• _TASK INSTRUCTIONS_: In the following material, identify every line holding the string "prijato" and return it.

****

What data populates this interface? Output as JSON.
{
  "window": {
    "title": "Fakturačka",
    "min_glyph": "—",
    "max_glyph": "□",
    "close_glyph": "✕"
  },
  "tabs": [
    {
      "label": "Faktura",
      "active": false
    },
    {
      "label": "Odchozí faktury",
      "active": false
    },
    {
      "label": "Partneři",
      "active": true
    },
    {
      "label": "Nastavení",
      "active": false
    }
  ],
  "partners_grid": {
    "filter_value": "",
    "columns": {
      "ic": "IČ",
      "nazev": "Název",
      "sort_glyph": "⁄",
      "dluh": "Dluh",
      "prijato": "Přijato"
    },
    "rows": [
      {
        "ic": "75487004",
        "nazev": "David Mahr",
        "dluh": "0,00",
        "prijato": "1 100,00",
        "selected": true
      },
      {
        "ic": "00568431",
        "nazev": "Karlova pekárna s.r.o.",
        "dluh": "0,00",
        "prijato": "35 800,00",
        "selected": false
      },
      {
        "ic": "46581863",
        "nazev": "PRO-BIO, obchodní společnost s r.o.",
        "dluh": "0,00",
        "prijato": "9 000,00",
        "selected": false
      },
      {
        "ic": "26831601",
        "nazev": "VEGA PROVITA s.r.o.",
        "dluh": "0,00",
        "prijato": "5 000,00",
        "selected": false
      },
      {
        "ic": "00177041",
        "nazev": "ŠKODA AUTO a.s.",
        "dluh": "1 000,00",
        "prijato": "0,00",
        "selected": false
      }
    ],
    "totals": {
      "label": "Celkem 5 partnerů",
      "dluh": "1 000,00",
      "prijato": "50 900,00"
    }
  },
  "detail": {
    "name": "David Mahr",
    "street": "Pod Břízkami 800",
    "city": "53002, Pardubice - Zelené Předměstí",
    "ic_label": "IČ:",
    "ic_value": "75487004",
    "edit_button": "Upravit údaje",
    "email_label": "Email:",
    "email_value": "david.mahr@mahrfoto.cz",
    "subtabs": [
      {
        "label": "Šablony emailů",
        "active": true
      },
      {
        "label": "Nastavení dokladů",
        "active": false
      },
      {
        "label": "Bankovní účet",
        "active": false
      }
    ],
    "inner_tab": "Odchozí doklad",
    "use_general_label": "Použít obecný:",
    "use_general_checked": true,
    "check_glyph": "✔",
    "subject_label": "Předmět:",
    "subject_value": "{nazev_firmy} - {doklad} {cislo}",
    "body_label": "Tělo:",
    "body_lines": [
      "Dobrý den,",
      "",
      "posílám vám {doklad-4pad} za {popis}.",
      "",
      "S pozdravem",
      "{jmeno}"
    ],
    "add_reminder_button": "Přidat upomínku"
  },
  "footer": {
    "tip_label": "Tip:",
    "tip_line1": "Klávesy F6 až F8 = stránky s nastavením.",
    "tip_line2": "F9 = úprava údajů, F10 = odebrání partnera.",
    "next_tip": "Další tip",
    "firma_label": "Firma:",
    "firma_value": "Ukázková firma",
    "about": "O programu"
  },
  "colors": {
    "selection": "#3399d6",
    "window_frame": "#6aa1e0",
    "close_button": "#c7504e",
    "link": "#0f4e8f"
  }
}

****

• _FINISHED EXERCISE_:
      "prijato": "Přijato"
        "prijato": "1 100,00",
        "prijato": "35 800,00",
        "prijato": "9 000,00",
        "prijato": "5 000,00",
        "prijato": "0,00",
      "prijato": "50 900,00"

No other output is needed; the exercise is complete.